#### [WRITTEN PROBLEM]
Every line below that contains "甲方凭收到下列单据" is to be copied.

#### [ENTRIES SHOWN]
════════════════════

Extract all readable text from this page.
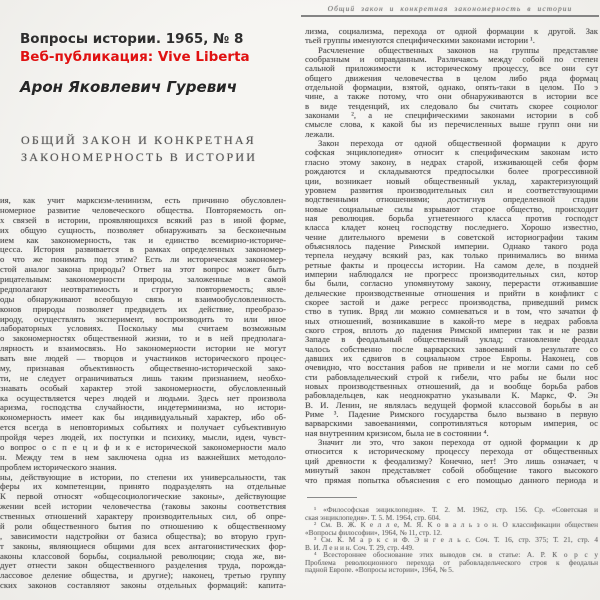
Вопросы истории. 1965, № 8
Веб-публикация: Vive Liberta
Арон Яковлевич Гуревич
ОБЩИЙ ЗАКОН И КОНКРЕТНАЯ
ЗАКОНОМЕРНОСТЬ В ИСТОРИИ
ия, как учит марксизм-ленинизм, есть причинно обусловлен-
номерное развитие человеческого общества. Повторяемость оп-
х связей в истории, проявляющихся всякий раз в иной форме,
их общую сущность, позволяет обнаруживать за бесконечным
ием как закономерность, так и единство всемирно-историче-
цесса. История развивается в рамках определенных закономер-
о что же понимать под этим? Есть ли историческая закономер-
стой аналог закона природы? Ответ на этот вопрос может быть
рицательным: закономерности природы, заложенные в самой
редполагают неотвратимость и строгую повторяемость; явле-
оды обнаруживают всеобщую связь и взаимообусловленность.
конов природы позволяет предвидеть их действие, преобразо-
ироду, осуществлять эксперимент, воспроизводить то или иное
лабораторных условиях. Поскольку мы считаем возможным
о закономерностях общественной жизни, то и в ней предполага-
лярность и взаимосвязь. Но закономерности истории не могут
вать вне людей — творцов и участников исторического процес-
му, признавая объективность общественно-исторической зако-
ти, не следует ограничиваться лишь таким признанием, необхо-
знавать особый характер этой закономерности, обусловленный
ка осуществляется через людей и людьми. Здесь нет произвола
аризма, господства случайности, индетерминизма, но истори-
кономерность имеет как бы индивидуальный характер, ибо об-
ется всегда в неповторимых событиях и получает субъективную
пройдя через людей, их поступки и психику, мысли, идеи, чувст-
о вопрос о с п е ц и ф и к е исторической закономерности мало
н. Между тем в нем заключена одна из важнейших методоло-
проблем исторического знания.
ны, действующие в истории, по степени их универсальности, так
феры их компетенции, принято подразделять на отдельные
К первой относят «общесоциологические законы», действующие
жении всей истории человечества (таковы законы соответствия
ственных отношений характеру производительных сил, об опре-
й роли общественного бытия по отношению к общественному
, зависимости надстройки от базиса общества); во вторую груп-
т законы, являющиеся общими для всех антагонистических фор-
аконы классовой борьбы, социальной революции; сюда же, ви-
дует отнести закон общественного разделения труда, порожда-
лассовое деление общества, и другие); наконец, третью группу
ских законов составляют законы отдельных формаций: капита-
Общий закон и конкретная закономерность в истории
лизма, социализма, перехода от одной формации к другой. Зак
тьей группы именуются специфическими законами истории ¹.
Расчленение общественных законов на группы представляе
сообразным и оправданным. Различаясь между собой по степен
сальной приложимости к историческому процессу, все они сут
общего движения человечества в целом либо ряда формац
отдельной формации, взятой, однако, опять-таки в целом. По э
чине, а также потому, что они обнаруживаются в истории все
в виде тенденций, их следовало бы считать скорее социолог
законами ², а не специфическими законами истории в соб
смысле слова, к какой бы из перечисленных выше групп они ни
лежали.
Закон перехода от одной общественной формации к друго
софская энциклопедия» относит к специфическим законам исто
гласно этому закону, в недрах старой, изживающей себя форм
рождаются и складываются предпосылки более прогрессивной
ции, возникает новый общественный уклад, характеризующий
уровнем развития производительных сил и соответствующими
водственными отношениями; достигнув определенной стадии
новые социальные силы взрывают старое общество, происходит
ная революция. борьба угнетенного класса против господст
класса кладет конец господству последнего. Хорошо известно,
чение длительного времени в советской историографии таким
объяснялось падение Римской империи. Однако такого рода
терпела неудачу всякий раз, как только принимались во внима
ретные факты и процессы истории. На самом деле, в поздней
империи наблюдался не прогресс производительных сил, котор
бы были, согласно упомянутому закону, перерасти отживавшие
дельческие производственные отношения и прийти в конфликт с
скорее застой и даже регресс производства, приведший римск
ство в тупик. Вряд ли можно сомневаться и в том, что зачатки ф
ных отношений, возникавшие в какой-то мере в недрах рабовла
ского строя, вплоть до падения Римской империи так и не разви
Западе в феодальный общественный уклад; становление феодал
чалось собственно после варварских завоеваний в результате со
давших их сдвигов в социальном строе Европы. Наконец, сов
очевидно, что восстания рабов не привели и не могли сами по себ
сти рабовладельческий строй к гибели, что рабы не были нос
новых производственных отношений, да и вообще борьба рабов
рабовладельцев, как неоднократно указывали К. Маркс, Ф. Эн
В. И. Ленин, не являлась ведущей формой классовой борьбы в ан
Риме ³. Падение Римского государства было вызвано в первую
варварскими завоеваниями, сопротивляться которым империя, ос
ная внутренним кризисом, была не в состоянии ⁴.
Значит ли это, что закон перехода от одной формации к др
относится к историческому процессу перехода от общественных
ций древности к феодализму? Конечно, нет! Это лишь означает, ч
минутый закон представляет собой обобщение такого высокого
что прямая попытка объяснения с его помощью данного периода и
¹ «Философская энциклопедия». Т. 2. М. 1962, стр. 156. Ср. «Советская и
ская энциклопедия». Т. 5. М. 1964, стр. 604.
² См. В. Ж. К е л л е, М. Я. К о в а л ь з о н. О классификации обществен
«Вопросы философии», 1964, № 11, стр. 12.
³ См. К. М а р к с и Ф. Э н г е л ь с. Соч. Т. 16, стр. 375; Т. 21, стр. 4
В. И. Л е н и н. Соч. Т. 29, стр. 449.
⁴ Всестороннее обоснование этих выводов см. в статье: А. Р. К о р с у
Проблема революционного перехода от рабовладельческого строя к феодальн
падной Европе. «Вопросы истории», 1964, № 5.
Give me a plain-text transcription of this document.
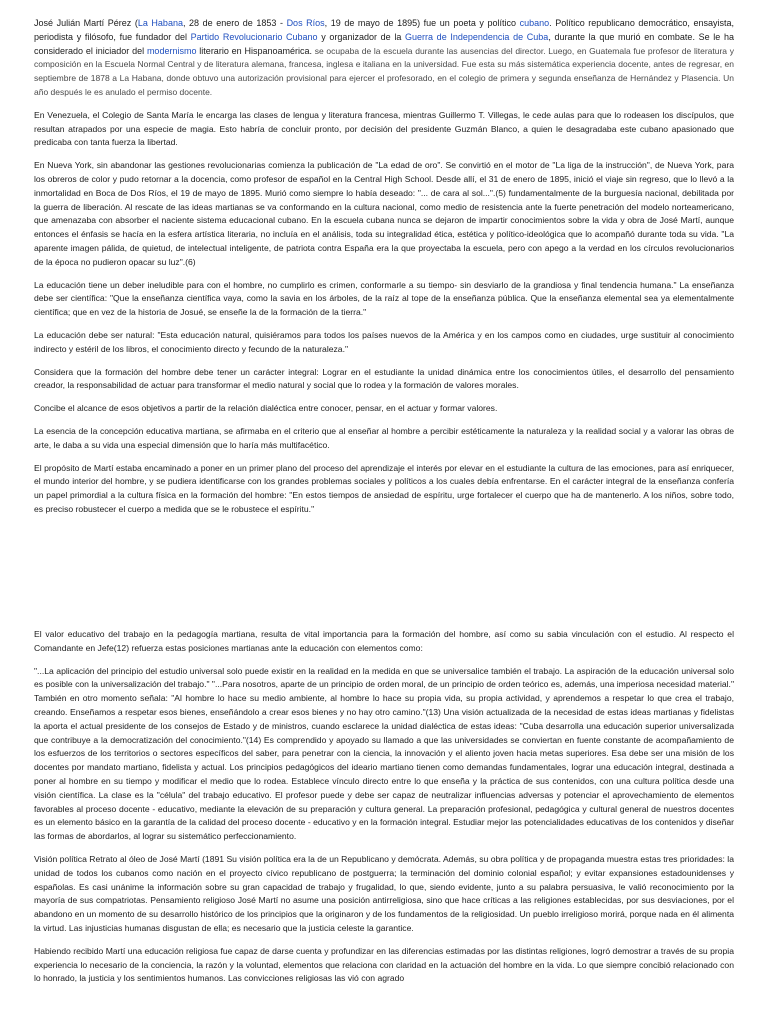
José Julián Martí Pérez (La Habana, 28 de enero de 1853 - Dos Ríos, 19 de mayo de 1895) fue un poeta y político cubano. Político republicano democrático, ensayista, periodista y filósofo, fue fundador del Partido Revolucionario Cubano y organizador de la Guerra de Independencia de Cuba, durante la que murió en combate. Se le ha considerado el iniciador del modernismo literario en Hispanoamérica. se ocupaba de la escuela durante las ausencias del director. Luego, en Guatemala fue profesor de literatura y composición en la Escuela Normal Central y de literatura alemana, francesa, inglesa e italiana en la universidad. Fue esta su más sistemática experiencia docente, antes de regresar, en septiembre de 1878 a La Habana, donde obtuvo una autorización provisional para ejercer el profesorado, en el colegio de primera y segunda enseñanza de Hernández y Plasencia. Un año después le es anulado el permiso docente.

En Venezuela, el Colegio de Santa María le encarga las clases de lengua y literatura francesa, mientras Guillermo T. Villegas, le cede aulas para que lo rodeasen los discípulos, que resultan atrapados por una especie de magia. Esto habría de concluir pronto, por decisión del presidente Guzmán Blanco, a quien le desagradaba este cubano apasionado que predicaba con tanta fuerza la libertad.

En Nueva York, sin abandonar las gestiones revolucionarias comienza la publicación de "La edad de oro". Se convirtió en el motor de "La liga de la instrucción", de Nueva York, para los obreros de color y pudo retornar a la docencia, como profesor de español en la Central High School. Desde allí, el 31 de enero de 1895, inició el viaje sin regreso, que lo llevó a la inmortalidad en Boca de Dos Ríos, el 19 de mayo de 1895. Murió como siempre lo había deseado: "... de cara al sol...".(5) fundamentalmente de la burguesía nacional, debilitada por la guerra de liberación. Al rescate de las ideas martianas se va conformando en la cultura nacional, como medio de resistencia ante la fuerte penetración del modelo norteamericano, que amenazaba con absorber el naciente sistema educacional cubano. En la escuela cubana nunca se dejaron de impartir conocimientos sobre la vida y obra de José Martí, aunque entonces el énfasis se hacía en la esfera artística literaria, no incluía en el análisis, toda su integralidad ética, estética y político-ideológica que lo acompañó durante toda su vida. "La aparente imagen pálida, de quietud, de intelectual inteligente, de patriota contra España era la que proyectaba la escuela, pero con apego a la verdad en los círculos revolucionarios de la época no pudieron opacar su luz".(6)

La educación tiene un deber ineludible para con el hombre, no cumplirlo es crimen, conformarle a su tiempo- sin desviarlo de la grandiosa y final tendencia humana." La enseñanza debe ser científica: "Que la enseñanza científica vaya, como la savia en los árboles, de la raíz al tope de la enseñanza pública. Que la enseñanza elemental sea ya elementalmente científica; que en vez de la historia de Josué, se enseñe la de la formación de la tierra."

La educación debe ser natural: "Esta educación natural, quisiéramos para todos los países nuevos de la América y en los campos como en ciudades, urge sustituir al conocimiento indirecto y estéril de los libros, el conocimiento directo y fecundo de la naturaleza."

Considera que la formación del hombre debe tener un carácter integral: Lograr en el estudiante la unidad dinámica entre los conocimientos útiles, el desarrollo del pensamiento creador, la responsabilidad de actuar para transformar el medio natural y social que lo rodea y la formación de valores morales.

Concibe el alcance de esos objetivos a partir de la relación dialéctica entre conocer, pensar, en el actuar y formar valores.

La esencia de la concepción educativa martiana, se afirmaba en el criterio que al enseñar al hombre a percibir estéticamente la naturaleza y la realidad social y a valorar las obras de arte, le daba a su vida una especial dimensión que lo haría más multifacético.

El propósito de Martí estaba encaminado a poner en un primer plano del proceso del aprendizaje el interés por elevar en el estudiante la cultura de las emociones, para así enriquecer, el mundo interior del hombre, y se pudiera identificarse con los grandes problemas sociales y políticos a los cuales debía enfrentarse. En el carácter integral de la enseñanza confería un papel primordial a la cultura física en la formación del hombre: "En estos tiempos de ansiedad de espíritu, urge fortalecer el cuerpo que ha de mantenerlo. A los niños, sobre todo, es preciso robustecer el cuerpo a medida que se le robustece el espíritu."

El valor educativo del trabajo en la pedagogía martiana, resulta de vital importancia para la formación del hombre, así como su sabia vinculación con el estudio. Al respecto el Comandante en Jefe(12) refuerza estas posiciones martianas ante la educación con elementos como:

"...La aplicación del principio del estudio universal solo puede existir en la realidad en la medida en que se universalice también el trabajo. La aspiración de la educación universal solo es posible con la universalización del trabajo." "...Para nosotros, aparte de un principio de orden moral, de un principio de orden teórico es, además, una imperiosa necesidad material." También en otro momento señala: "Al hombre lo hace su medio ambiente, al hombre lo hace su propia vida, su propia actividad, y aprendemos a respetar lo que crea el trabajo, creando. Enseñamos a respetar esos bienes, enseñándolo a crear esos bienes y no hay otro camino."(13) Una visión actualizada de la necesidad de estas ideas martianas y fidelistas la aporta el actual presidente de los consejos de Estado y de ministros, cuando esclarece la unidad dialéctica de estas ideas: "Cuba desarrolla una educación superior universalizada que contribuye a la democratización del conocimiento."(14) Es comprendido y apoyado su llamado a que las universidades se conviertan en fuente constante de acompañamiento de los esfuerzos de los territorios o sectores específicos del saber, para penetrar con la ciencia, la innovación y el aliento joven hacia metas superiores. Esa debe ser una misión de los docentes por mandato martiano, fidelista y actual. Los principios pedagógicos del ideario martiano tienen como demandas fundamentales, lograr una educación integral, destinada a poner al hombre en su tiempo y modificar el medio que lo rodea. Establece vínculo directo entre lo que enseña y la práctica de sus contenidos, con una cultura política desde una visión científica. La clase es la "célula" del trabajo educativo. El profesor puede y debe ser capaz de neutralizar influencias adversas y potenciar el aprovechamiento de elementos favorables al proceso docente - educativo, mediante la elevación de su preparación y cultura general. La preparación profesional, pedagógica y cultural general de nuestros docentes es un elemento básico en la garantía de la calidad del proceso docente - educativo y en la formación integral. Estudiar mejor las potencialidades educativas de los contenidos y diseñar las formas de abordarlos, al lograr su sistemático perfeccionamiento.

Visión política Retrato al óleo de José Martí (1891 Su visión política era la de un Republicano y demócrata. Además, su obra política y de propaganda muestra estas tres prioridades: la unidad de todos los cubanos como nación en el proyecto cívico republicano de postguerra; la terminación del dominio colonial español; y evitar expansiones estadounidenses y españolas. Es casi unánime la información sobre su gran capacidad de trabajo y frugalidad, lo que, siendo evidente, junto a su palabra persuasiva, le valió reconocimiento por la mayoría de sus compatriotas. Pensamiento religioso José Martí no asume una posición antirreligiosa, sino que hace críticas a las religiones establecidas, por sus desviaciones, por el abandono en un momento de su desarrollo histórico de los principios que la originaron y de los fundamentos de la religiosidad. Un pueblo irreligioso morirá, porque nada en él alimenta la virtud. Las injusticias humanas disgustan de ella; es necesario que la justicia celeste la garantice.

Habiendo recibido Martí una educación religiosa fue capaz de darse cuenta y profundizar en las diferencias estimadas por las distintas religiones, logró demostrar a través de su propia experiencia lo necesario de la conciencia, la razón y la voluntad, elementos que relaciona con claridad en la actuación del hombre en la vida. Lo que siempre concibió relacionado con lo honrado, la justicia y los sentimientos humanos. Las convicciones religiosas las vió con agrado
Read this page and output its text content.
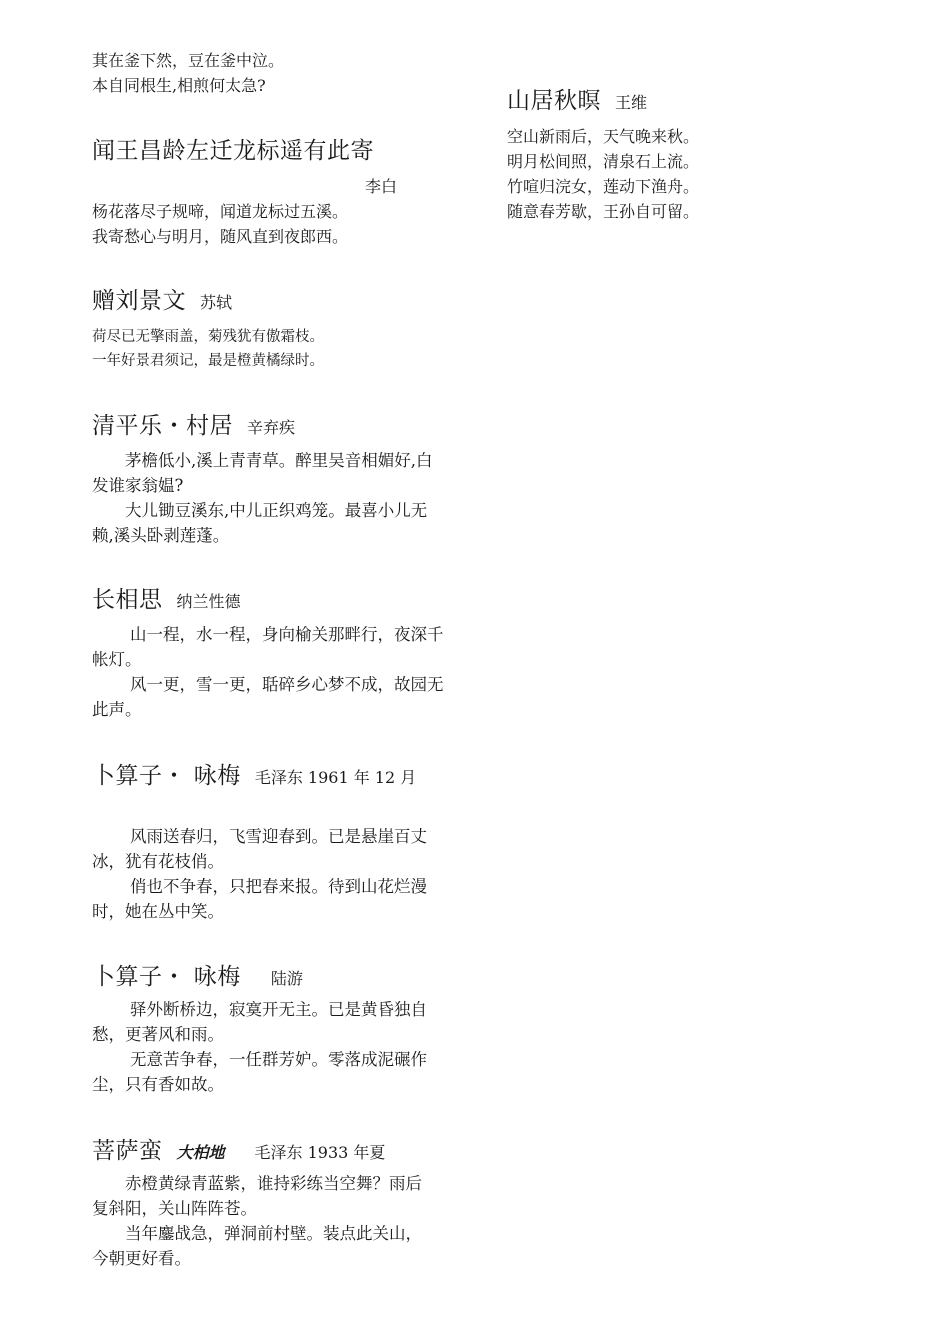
萁在釜下然，豆在釜中泣。

本自同根生,相煎何太急?

闻王昌龄左迁龙标遥有此寄

李白

杨花落尽子规啼，闻道龙标过五溪。

我寄愁心与明月，随风直到夜郎西。

赠刘景文 苏轼

荷尽已无擎雨盖，菊残犹有傲霜枝。

一年好景君须记，最是橙黄橘绿时。

清平乐・村居 辛弃疾

茅檐低小,溪上青青草。醉里吴音相媚好,白发谁家翁媪?

大儿锄豆溪东,中儿正织鸡笼。最喜小儿无赖,溪头卧剥莲蓬。

长相思 纳兰性德

山一程，水一程，身向榆关那畔行，夜深千帐灯。

风一更，雪一更，聒碎乡心梦不成，故园无此声。

卜算子・ 咏梅 毛泽东 1961 年 12 月

风雨送春归，飞雪迎春到。已是悬崖百丈冰，犹有花枝俏。

俏也不争春，只把春来报。待到山花烂漫时，她在丛中笑。

卜算子・ 咏梅 陆游

驿外断桥边，寂寞开无主。已是黄昏独自愁，更著风和雨。

无意苦争春，一任群芳妒。零落成泥碾作尘，只有香如故。

菩萨蛮 大柏地 毛泽东 1933 年夏

赤橙黄绿青蓝紫，谁持彩练当空舞？雨后复斜阳，关山阵阵苍。

当年鏖战急，弹洞前村壁。装点此关山，今朝更好看。

山居秋暝 王维

空山新雨后，天气晚来秋。

明月松间照，清泉石上流。

竹喧归浣女，莲动下渔舟。

随意春芳歇，王孙自可留。
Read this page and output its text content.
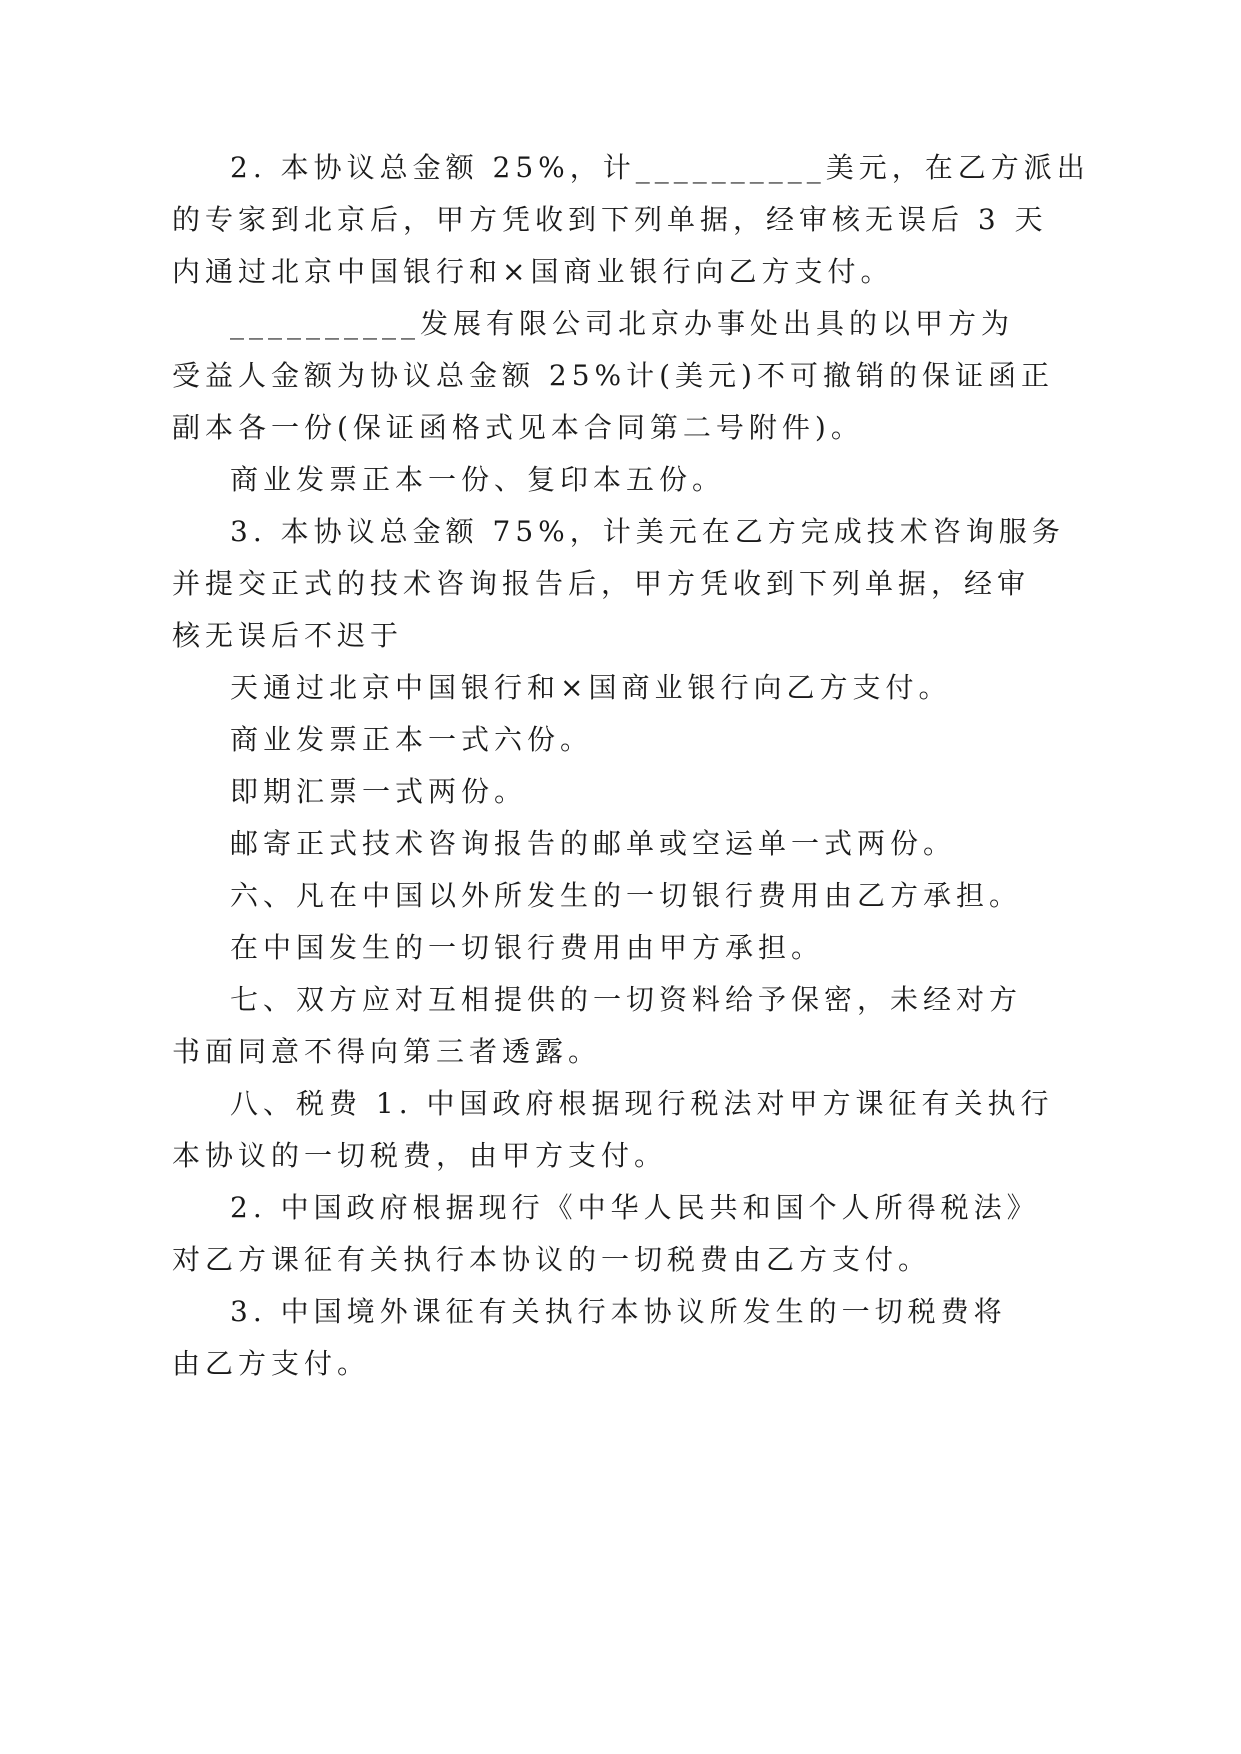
2. 本协议总金额 25%，计__________美元，在乙方派出

的专家到北京后，甲方凭收到下列单据，经审核无误后 3 天

内通过北京中国银行和×国商业银行向乙方支付。

__________发展有限公司北京办事处出具的以甲方为

受益人金额为协议总金额 25%计(美元)不可撤销的保证函正

副本各一份(保证函格式见本合同第二号附件)。

商业发票正本一份、复印本五份。

3. 本协议总金额 75%，计美元在乙方完成技术咨询服务

并提交正式的技术咨询报告后，甲方凭收到下列单据，经审

核无误后不迟于

天通过北京中国银行和×国商业银行向乙方支付。

商业发票正本一式六份。

即期汇票一式两份。

邮寄正式技术咨询报告的邮单或空运单一式两份。

六、凡在中国以外所发生的一切银行费用由乙方承担。

在中国发生的一切银行费用由甲方承担。

七、双方应对互相提供的一切资料给予保密，未经对方

书面同意不得向第三者透露。

八、税费 1. 中国政府根据现行税法对甲方课征有关执行

本协议的一切税费，由甲方支付。

2. 中国政府根据现行《中华人民共和国个人所得税法》

对乙方课征有关执行本协议的一切税费由乙方支付。

3. 中国境外课征有关执行本协议所发生的一切税费将

由乙方支付。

════════════════════

#### [WRITTEN REPLY]
的专家到北京后，甲方凭收到下列单据，经审核无误后 3 天
并提交正式的技术咨询报告后，甲方凭收到下列单据，经审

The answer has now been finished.